Copy the records word for word, starting with the first line and continuing through the line that contains "section-title-options: 选装: [22, 707, 53, 725]", including that line.
## Start Listed records
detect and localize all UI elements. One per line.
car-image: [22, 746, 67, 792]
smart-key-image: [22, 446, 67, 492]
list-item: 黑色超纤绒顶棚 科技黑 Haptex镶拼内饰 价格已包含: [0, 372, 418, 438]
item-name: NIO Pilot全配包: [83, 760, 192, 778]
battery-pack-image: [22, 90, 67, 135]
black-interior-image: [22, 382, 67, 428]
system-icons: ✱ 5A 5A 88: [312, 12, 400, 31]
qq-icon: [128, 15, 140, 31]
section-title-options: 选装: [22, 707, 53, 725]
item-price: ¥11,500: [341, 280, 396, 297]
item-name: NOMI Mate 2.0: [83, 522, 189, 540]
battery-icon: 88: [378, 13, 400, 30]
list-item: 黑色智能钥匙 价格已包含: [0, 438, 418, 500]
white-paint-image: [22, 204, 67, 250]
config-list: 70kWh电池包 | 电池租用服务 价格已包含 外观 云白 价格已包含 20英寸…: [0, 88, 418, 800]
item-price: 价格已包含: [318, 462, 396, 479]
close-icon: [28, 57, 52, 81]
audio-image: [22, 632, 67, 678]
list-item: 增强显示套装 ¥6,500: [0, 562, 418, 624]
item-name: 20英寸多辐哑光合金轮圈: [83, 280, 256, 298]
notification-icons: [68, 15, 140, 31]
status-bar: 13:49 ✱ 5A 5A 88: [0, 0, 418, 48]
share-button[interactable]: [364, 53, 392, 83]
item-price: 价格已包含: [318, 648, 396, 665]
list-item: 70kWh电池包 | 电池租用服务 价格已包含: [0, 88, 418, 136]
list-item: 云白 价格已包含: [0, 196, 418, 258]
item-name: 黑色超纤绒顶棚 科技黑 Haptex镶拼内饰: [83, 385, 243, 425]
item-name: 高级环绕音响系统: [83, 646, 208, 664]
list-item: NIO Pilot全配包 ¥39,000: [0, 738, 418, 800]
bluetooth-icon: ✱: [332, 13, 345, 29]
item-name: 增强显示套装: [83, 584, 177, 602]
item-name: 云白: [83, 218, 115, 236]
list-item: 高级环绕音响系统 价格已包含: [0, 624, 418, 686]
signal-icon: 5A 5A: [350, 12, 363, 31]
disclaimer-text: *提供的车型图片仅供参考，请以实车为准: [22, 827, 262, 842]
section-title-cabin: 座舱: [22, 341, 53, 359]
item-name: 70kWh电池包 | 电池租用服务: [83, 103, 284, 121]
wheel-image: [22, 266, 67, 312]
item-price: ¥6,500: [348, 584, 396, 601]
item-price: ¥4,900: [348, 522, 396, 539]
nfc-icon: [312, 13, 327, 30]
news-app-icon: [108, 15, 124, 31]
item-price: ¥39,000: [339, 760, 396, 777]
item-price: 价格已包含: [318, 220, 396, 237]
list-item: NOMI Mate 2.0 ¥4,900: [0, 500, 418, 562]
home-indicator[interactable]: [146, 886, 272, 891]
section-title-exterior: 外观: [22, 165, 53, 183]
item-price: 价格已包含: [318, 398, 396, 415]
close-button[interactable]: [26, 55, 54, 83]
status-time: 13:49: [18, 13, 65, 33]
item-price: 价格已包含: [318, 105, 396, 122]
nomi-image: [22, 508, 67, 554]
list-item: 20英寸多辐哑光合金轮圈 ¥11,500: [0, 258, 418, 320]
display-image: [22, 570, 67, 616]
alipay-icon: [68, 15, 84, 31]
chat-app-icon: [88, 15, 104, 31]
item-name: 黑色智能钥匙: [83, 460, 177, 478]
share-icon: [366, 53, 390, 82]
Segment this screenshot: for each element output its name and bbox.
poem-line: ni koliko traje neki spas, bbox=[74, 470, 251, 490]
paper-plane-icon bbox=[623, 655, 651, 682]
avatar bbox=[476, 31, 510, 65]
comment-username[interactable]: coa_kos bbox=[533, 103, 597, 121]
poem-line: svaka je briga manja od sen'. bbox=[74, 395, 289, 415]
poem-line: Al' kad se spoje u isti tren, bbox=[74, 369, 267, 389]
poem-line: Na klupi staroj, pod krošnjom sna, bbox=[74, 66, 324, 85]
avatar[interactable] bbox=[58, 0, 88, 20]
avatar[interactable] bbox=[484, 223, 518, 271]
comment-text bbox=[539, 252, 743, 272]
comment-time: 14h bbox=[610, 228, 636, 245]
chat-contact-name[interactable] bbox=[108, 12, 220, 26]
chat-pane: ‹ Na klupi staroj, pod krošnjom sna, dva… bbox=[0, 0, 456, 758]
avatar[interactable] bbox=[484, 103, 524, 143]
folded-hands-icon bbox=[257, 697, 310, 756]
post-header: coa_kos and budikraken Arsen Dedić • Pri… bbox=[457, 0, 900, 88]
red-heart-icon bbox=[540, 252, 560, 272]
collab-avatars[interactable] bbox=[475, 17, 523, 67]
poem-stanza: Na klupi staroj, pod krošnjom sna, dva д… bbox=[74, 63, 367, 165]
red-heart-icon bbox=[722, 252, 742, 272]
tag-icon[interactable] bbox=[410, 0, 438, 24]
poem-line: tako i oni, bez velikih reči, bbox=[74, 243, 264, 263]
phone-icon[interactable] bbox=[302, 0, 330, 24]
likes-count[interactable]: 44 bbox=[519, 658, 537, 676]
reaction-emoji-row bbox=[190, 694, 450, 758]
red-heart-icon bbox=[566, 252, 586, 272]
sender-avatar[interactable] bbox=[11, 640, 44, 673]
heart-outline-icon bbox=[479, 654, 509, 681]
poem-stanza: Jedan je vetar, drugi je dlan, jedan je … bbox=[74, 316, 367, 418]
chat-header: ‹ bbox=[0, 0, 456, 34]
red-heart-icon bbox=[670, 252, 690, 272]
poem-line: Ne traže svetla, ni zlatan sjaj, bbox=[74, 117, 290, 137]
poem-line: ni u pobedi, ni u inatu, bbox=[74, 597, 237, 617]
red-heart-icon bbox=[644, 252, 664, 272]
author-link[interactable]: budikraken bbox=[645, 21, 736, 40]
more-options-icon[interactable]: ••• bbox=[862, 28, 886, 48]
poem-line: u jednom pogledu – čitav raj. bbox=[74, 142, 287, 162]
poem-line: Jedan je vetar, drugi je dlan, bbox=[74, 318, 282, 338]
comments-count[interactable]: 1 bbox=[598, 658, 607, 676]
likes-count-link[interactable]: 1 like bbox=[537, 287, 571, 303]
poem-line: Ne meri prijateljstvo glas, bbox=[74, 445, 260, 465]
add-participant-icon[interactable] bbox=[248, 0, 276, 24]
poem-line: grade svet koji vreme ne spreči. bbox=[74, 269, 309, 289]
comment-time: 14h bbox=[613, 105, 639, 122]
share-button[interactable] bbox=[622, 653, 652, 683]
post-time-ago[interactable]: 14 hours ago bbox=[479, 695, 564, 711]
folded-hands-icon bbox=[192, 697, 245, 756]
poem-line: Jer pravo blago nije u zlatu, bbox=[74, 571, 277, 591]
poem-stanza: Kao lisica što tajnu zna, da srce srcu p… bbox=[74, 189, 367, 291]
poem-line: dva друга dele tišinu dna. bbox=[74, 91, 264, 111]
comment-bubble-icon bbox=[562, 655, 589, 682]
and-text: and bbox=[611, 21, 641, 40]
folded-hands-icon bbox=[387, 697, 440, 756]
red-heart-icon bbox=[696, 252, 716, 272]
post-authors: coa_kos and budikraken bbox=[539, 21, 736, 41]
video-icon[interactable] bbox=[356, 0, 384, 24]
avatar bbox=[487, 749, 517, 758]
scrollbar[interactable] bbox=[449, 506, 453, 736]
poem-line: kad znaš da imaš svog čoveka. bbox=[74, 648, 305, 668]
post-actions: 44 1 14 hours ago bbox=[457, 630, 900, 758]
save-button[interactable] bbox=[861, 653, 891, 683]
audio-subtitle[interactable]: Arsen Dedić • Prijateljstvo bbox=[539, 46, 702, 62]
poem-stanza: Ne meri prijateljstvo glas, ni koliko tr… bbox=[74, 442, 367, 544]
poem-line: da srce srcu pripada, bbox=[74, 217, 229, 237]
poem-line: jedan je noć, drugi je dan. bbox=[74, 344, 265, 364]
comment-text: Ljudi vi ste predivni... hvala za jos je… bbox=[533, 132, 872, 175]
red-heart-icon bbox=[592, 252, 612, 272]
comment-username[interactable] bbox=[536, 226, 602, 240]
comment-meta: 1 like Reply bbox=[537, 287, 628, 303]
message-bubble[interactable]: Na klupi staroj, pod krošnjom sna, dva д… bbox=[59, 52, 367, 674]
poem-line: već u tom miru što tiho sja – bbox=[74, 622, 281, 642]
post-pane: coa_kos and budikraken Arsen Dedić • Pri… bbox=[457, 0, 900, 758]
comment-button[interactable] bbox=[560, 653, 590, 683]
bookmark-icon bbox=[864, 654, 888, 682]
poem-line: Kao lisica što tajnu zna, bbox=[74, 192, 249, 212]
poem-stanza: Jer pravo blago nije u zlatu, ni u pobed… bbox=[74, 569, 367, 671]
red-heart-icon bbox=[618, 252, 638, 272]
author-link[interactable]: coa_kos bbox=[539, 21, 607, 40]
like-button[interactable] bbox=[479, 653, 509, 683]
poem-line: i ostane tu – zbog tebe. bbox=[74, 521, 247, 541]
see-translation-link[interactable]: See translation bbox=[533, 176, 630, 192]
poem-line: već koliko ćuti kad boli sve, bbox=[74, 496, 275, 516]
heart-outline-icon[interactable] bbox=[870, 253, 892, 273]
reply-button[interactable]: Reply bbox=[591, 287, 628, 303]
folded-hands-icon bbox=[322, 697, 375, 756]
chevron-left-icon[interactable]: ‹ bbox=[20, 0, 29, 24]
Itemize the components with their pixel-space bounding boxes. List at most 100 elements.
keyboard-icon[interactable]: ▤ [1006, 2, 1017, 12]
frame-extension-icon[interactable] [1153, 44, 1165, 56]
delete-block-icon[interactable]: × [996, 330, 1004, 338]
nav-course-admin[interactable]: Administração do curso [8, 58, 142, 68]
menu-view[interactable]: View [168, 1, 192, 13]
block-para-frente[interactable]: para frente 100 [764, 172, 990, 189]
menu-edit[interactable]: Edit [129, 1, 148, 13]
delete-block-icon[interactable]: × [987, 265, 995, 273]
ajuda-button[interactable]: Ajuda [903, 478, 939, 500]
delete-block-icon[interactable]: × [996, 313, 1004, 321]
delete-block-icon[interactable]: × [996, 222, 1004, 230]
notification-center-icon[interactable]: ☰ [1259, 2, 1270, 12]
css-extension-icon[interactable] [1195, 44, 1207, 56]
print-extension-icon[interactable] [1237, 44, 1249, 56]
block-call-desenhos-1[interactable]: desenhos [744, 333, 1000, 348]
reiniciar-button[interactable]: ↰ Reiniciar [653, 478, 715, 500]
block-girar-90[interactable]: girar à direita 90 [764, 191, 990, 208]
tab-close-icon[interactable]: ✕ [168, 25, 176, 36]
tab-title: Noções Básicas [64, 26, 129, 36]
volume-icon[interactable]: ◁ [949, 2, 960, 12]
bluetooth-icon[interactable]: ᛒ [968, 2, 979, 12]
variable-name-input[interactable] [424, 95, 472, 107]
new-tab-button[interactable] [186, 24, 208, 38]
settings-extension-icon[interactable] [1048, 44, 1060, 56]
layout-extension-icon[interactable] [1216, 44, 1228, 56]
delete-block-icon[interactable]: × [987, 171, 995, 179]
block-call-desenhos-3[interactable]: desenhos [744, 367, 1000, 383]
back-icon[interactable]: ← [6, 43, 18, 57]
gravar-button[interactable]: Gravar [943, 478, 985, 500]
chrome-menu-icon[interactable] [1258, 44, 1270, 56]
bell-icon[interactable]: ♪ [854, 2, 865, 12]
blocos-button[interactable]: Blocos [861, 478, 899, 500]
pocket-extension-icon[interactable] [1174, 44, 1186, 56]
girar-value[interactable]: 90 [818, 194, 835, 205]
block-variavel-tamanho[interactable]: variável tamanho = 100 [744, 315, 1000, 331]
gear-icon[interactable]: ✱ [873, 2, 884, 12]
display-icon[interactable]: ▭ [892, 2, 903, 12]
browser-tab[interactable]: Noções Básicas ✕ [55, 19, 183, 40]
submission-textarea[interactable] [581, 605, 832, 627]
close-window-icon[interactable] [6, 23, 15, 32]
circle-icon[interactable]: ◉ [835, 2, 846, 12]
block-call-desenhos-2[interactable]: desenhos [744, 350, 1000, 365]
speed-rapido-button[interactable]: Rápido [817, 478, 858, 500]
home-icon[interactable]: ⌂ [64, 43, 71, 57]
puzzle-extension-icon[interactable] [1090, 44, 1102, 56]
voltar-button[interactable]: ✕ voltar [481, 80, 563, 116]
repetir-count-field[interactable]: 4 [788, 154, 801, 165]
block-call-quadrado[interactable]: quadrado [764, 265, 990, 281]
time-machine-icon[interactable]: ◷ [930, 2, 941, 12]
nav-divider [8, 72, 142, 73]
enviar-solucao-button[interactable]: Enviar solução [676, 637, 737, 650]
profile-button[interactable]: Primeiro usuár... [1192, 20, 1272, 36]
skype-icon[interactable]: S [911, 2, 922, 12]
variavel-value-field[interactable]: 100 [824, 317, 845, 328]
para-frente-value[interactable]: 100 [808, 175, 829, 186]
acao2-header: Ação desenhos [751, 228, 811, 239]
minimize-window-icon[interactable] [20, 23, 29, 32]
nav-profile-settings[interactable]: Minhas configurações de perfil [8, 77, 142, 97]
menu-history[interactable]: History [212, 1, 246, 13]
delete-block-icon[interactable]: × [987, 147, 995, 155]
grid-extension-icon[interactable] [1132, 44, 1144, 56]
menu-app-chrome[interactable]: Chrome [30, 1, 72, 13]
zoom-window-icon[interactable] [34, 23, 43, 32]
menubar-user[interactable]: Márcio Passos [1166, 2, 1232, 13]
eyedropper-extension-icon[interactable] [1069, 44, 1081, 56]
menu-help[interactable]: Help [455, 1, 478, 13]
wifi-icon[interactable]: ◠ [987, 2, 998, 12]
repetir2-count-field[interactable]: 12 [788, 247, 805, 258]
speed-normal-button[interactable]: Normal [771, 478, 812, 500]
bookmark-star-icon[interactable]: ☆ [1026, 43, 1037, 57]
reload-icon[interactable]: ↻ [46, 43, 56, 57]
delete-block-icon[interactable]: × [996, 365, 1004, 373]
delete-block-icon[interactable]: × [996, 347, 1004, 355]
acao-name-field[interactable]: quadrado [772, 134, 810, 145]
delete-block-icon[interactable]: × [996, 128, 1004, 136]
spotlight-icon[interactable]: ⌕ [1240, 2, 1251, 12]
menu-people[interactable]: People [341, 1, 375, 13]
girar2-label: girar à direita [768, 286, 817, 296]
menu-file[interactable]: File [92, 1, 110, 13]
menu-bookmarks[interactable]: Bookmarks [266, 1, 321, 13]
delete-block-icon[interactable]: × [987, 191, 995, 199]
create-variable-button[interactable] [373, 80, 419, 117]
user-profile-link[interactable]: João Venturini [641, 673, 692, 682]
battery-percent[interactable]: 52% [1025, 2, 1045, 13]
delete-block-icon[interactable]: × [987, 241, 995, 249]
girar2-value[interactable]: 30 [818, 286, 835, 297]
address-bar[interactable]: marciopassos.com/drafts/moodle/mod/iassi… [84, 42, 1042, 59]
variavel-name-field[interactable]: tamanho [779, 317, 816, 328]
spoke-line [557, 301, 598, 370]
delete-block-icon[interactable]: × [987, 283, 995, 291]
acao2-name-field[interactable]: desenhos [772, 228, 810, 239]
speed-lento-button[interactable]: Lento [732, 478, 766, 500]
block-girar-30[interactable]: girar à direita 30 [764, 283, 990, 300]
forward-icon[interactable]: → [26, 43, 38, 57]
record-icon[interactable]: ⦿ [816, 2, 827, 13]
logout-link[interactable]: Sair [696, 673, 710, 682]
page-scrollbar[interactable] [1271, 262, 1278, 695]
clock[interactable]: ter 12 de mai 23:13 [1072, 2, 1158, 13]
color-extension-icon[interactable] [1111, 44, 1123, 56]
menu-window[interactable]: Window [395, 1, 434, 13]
## End Listed records
● Solution for this task
detect and localize all UI elements. One per line.
car-image: [22, 746, 67, 792]
smart-key-image: [22, 446, 67, 492]
list-item: 黑色超纤绒顶棚 科技黑 Haptex镶拼内饰 价格已包含: [0, 372, 418, 438]
item-name: NIO Pilot全配包: [83, 760, 192, 778]
battery-pack-image: [22, 90, 67, 135]
black-interior-image: [22, 382, 67, 428]
system-icons: ✱ 5A 5A 88: [312, 12, 400, 31]
qq-icon: [128, 15, 140, 31]
section-title-options: 选装: [22, 707, 53, 725]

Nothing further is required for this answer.